● **Problem to work on**
Write the material out again in full, exactly.

[Figure contents as structured data]
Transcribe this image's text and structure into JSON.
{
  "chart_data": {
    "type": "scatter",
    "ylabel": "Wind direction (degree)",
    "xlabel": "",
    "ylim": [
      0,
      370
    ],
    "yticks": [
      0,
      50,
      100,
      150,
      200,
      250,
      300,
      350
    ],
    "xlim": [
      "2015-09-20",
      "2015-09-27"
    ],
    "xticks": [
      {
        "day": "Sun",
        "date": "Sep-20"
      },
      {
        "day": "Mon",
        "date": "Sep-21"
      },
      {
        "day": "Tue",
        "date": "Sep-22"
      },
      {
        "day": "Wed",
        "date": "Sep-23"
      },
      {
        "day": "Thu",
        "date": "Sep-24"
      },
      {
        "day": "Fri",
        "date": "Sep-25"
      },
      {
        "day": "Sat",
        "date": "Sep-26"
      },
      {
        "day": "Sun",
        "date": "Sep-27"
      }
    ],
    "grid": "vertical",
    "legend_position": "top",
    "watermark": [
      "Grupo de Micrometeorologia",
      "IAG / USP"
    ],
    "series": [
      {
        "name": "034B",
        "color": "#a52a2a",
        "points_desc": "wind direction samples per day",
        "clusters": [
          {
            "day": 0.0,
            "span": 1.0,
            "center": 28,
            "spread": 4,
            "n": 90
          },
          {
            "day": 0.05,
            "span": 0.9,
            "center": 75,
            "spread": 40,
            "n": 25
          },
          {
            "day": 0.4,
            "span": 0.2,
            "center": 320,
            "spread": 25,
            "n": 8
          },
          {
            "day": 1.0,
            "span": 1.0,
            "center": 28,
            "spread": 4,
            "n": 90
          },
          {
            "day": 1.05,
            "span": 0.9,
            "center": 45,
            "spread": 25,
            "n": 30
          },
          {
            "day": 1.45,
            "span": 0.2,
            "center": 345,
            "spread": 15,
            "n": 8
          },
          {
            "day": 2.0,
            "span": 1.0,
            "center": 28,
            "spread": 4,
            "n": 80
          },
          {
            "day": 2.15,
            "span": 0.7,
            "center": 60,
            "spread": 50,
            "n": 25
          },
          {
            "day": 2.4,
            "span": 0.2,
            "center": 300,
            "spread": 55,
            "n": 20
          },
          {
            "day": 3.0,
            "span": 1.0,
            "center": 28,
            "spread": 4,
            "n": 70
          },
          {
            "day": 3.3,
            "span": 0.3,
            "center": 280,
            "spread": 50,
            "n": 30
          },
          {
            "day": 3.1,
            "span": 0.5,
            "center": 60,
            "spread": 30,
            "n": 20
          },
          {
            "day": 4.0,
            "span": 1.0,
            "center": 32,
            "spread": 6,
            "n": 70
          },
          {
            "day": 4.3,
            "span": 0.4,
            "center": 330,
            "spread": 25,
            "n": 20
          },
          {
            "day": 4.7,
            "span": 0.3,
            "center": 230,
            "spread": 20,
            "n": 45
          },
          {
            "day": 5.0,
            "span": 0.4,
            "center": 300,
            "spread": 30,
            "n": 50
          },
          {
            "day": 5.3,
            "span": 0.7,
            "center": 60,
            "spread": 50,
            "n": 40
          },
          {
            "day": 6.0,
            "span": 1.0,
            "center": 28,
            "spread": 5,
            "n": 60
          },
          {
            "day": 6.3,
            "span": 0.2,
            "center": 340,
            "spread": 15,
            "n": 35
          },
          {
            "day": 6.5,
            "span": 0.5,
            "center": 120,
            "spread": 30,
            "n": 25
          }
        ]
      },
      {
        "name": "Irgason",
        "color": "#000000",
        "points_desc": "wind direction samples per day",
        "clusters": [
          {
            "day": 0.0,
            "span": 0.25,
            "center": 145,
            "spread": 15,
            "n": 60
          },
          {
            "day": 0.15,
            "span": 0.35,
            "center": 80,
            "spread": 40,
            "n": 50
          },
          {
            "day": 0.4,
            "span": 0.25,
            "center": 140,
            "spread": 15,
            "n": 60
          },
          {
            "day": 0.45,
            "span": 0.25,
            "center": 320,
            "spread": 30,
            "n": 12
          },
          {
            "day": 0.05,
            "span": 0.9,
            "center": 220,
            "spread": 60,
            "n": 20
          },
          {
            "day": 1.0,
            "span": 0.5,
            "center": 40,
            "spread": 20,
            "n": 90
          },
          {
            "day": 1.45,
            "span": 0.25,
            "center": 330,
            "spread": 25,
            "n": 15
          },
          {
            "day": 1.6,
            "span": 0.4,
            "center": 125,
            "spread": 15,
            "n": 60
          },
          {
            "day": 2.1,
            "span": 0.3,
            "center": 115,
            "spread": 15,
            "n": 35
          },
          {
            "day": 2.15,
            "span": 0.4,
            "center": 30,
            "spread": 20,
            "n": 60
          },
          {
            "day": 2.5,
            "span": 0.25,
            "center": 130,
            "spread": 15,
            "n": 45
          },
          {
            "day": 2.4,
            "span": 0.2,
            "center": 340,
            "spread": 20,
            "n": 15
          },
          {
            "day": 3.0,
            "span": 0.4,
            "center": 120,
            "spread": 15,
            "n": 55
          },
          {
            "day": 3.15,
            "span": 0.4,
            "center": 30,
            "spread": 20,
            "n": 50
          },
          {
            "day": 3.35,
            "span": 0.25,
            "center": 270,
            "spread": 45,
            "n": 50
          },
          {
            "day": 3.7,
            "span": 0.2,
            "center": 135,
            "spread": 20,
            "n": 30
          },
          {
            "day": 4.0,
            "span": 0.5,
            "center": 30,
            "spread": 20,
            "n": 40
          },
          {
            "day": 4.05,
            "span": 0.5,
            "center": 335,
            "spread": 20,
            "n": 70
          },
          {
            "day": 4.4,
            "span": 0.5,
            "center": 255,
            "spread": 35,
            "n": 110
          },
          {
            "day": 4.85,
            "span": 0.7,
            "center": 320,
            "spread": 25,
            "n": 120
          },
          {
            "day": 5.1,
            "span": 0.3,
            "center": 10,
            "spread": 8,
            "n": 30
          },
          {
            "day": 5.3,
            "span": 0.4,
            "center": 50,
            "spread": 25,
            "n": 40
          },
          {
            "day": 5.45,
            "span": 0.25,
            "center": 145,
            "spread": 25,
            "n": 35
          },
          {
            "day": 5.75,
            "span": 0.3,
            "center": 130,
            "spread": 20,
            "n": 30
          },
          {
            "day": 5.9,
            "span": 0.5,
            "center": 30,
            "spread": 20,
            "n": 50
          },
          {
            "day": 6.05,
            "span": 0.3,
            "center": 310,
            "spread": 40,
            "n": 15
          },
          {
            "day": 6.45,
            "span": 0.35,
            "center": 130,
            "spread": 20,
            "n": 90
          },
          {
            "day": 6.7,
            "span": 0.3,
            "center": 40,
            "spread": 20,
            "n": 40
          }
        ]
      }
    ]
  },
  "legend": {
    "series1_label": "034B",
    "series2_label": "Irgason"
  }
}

● **Written solution**
Transcribe this image's text and structure into JSON.
{
  "chart_data": {
    "type": "scatter",
    "ylabel": "Wind direction (degree)",
    "xlabel": "",
    "ylim": [
      0,
      370
    ],
    "yticks": [
      0,
      50,
      100,
      150,
      200,
      250,
      300,
      350
    ],
    "xlim": [
      "2015-09-20",
      "2015-09-27"
    ],
    "xticks": [
      {
        "day": "Sun",
        "date": "Sep-20"
      },
      {
        "day": "Mon",
        "date": "Sep-21"
      },
      {
        "day": "Tue",
        "date": "Sep-22"
      },
      {
        "day": "Wed",
        "date": "Sep-23"
      },
      {
        "day": "Thu",
        "date": "Sep-24"
      },
      {
        "day": "Fri",
        "date": "Sep-25"
      },
      {
        "day": "Sat",
        "date": "Sep-26"
      },
      {
        "day": "Sun",
        "date": "Sep-27"
      }
    ],
    "grid": "vertical",
    "legend_position": "top",
    "watermark": [
      "Grupo de Micrometeorologia",
      "IAG / USP"
    ],
    "series": [
      {
        "name": "034B",
        "color": "#a52a2a",
        "points_desc": "wind direction samples per day",
        "clusters": [
          {
            "day": 0.0,
            "span": 1.0,
            "center": 28,
            "spread": 4,
            "n": 90
          },
          {
            "day": 0.05,
            "span": 0.9,
            "center": 75,
            "spread": 40,
            "n": 25
          },
          {
            "day": 0.4,
            "span": 0.2,
            "center": 320,
            "spread": 25,
            "n": 8
          },
          {
            "day": 1.0,
            "span": 1.0,
            "center": 28,
            "spread": 4,
            "n": 90
          },
          {
            "day": 1.05,
            "span": 0.9,
            "center": 45,
            "spread": 25,
            "n": 30
          },
          {
            "day": 1.45,
            "span": 0.2,
            "center": 345,
            "spread": 15,
            "n": 8
          },
          {
            "day": 2.0,
            "span": 1.0,
            "center": 28,
            "spread": 4,
            "n": 80
          },
          {
            "day": 2.15,
            "span": 0.7,
            "center": 60,
            "spread": 50,
            "n": 25
          },
          {
            "day": 2.4,
            "span": 0.2,
            "center": 300,
            "spread": 55,
            "n": 20
          },
          {
            "day": 3.0,
            "span": 1.0,
            "center": 28,
            "spread": 4,
            "n": 70
          },
          {
            "day": 3.3,
            "span": 0.3,
            "center": 280,
            "spread": 50,
            "n": 30
          },
          {
            "day": 3.1,
            "span": 0.5,
            "center": 60,
            "spread": 30,
            "n": 20
          },
          {
            "day": 4.0,
            "span": 1.0,
            "center": 32,
            "spread": 6,
            "n": 70
          },
          {
            "day": 4.3,
            "span": 0.4,
            "center": 330,
            "spread": 25,
            "n": 20
          },
          {
            "day": 4.7,
            "span": 0.3,
            "center": 230,
            "spread": 20,
            "n": 45
          },
          {
            "day": 5.0,
            "span": 0.4,
            "center": 300,
            "spread": 30,
            "n": 50
          },
          {
            "day": 5.3,
            "span": 0.7,
            "center": 60,
            "spread": 50,
            "n": 40
          },
          {
            "day": 6.0,
            "span": 1.0,
            "center": 28,
            "spread": 5,
            "n": 60
          },
          {
            "day": 6.3,
            "span": 0.2,
            "center": 340,
            "spread": 15,
            "n": 35
          },
          {
            "day": 6.5,
            "span": 0.5,
            "center": 120,
            "spread": 30,
            "n": 25
          }
        ]
      },
      {
        "name": "Irgason",
        "color": "#000000",
        "points_desc": "wind direction samples per day",
        "clusters": [
          {
            "day": 0.0,
            "span": 0.25,
            "center": 145,
            "spread": 15,
            "n": 60
          },
          {
            "day": 0.15,
            "span": 0.35,
            "center": 80,
            "spread": 40,
            "n": 50
          },
          {
            "day": 0.4,
            "span": 0.25,
            "center": 140,
            "spread": 15,
            "n": 60
          },
          {
            "day": 0.45,
            "span": 0.25,
            "center": 320,
            "spread": 30,
            "n": 12
          },
          {
            "day": 0.05,
            "span": 0.9,
            "center": 220,
            "spread": 60,
            "n": 20
          },
          {
            "day": 1.0,
            "span": 0.5,
            "center": 40,
            "spread": 20,
            "n": 90
          },
          {
            "day": 1.45,
            "span": 0.25,
            "center": 330,
            "spread": 25,
            "n": 15
          },
          {
            "day": 1.6,
            "span": 0.4,
            "center": 125,
            "spread": 15,
            "n": 60
          },
          {
            "day": 2.1,
            "span": 0.3,
            "center": 115,
            "spread": 15,
            "n": 35
          },
          {
            "day": 2.15,
            "span": 0.4,
            "center": 30,
            "spread": 20,
            "n": 60
          },
          {
            "day": 2.5,
            "span": 0.25,
            "center": 130,
            "spread": 15,
            "n": 45
          },
          {
            "day": 2.4,
            "span": 0.2,
            "center": 340,
            "spread": 20,
            "n": 15
          },
          {
            "day": 3.0,
            "span": 0.4,
            "center": 120,
            "spread": 15,
            "n": 55
          },
          {
            "day": 3.15,
            "span": 0.4,
            "center": 30,
            "spread": 20,
            "n": 50
          },
          {
            "day": 3.35,
            "span": 0.25,
            "center": 270,
            "spread": 45,
            "n": 50
          },
          {
            "day": 3.7,
            "span": 0.2,
            "center": 135,
            "spread": 20,
            "n": 30
          },
          {
            "day": 4.0,
            "span": 0.5,
            "center": 30,
            "spread": 20,
            "n": 40
          },
          {
            "day": 4.05,
            "span": 0.5,
            "center": 335,
            "spread": 20,
            "n": 70
          },
          {
            "day": 4.4,
            "span": 0.5,
            "center": 255,
            "spread": 35,
            "n": 110
          },
          {
            "day": 4.85,
            "span": 0.7,
            "center": 320,
            "spread": 25,
            "n": 120
          },
          {
            "day": 5.1,
            "span": 0.3,
            "center": 10,
            "spread": 8,
            "n": 30
          },
          {
            "day": 5.3,
            "span": 0.4,
            "center": 50,
            "spread": 25,
            "n": 40
          },
          {
            "day": 5.45,
            "span": 0.25,
            "center": 145,
            "spread": 25,
            "n": 35
          },
          {
            "day": 5.75,
            "span": 0.3,
            "center": 130,
            "spread": 20,
            "n": 30
          },
          {
            "day": 5.9,
            "span": 0.5,
            "center": 30,
            "spread": 20,
            "n": 50
          },
          {
            "day": 6.05,
            "span": 0.3,
            "center": 310,
            "spread": 40,
            "n": 15
          },
          {
            "day": 6.45,
            "span": 0.35,
            "center": 130,
            "spread": 20,
            "n": 90
          },
          {
            "day": 6.7,
            "span": 0.3,
            "center": 40,
            "spread": 20,
            "n": 40
          }
        ]
      }
    ]
  },
  "legend": {
    "series1_label": "034B",
    "series2_label": "Irgason"
  }
}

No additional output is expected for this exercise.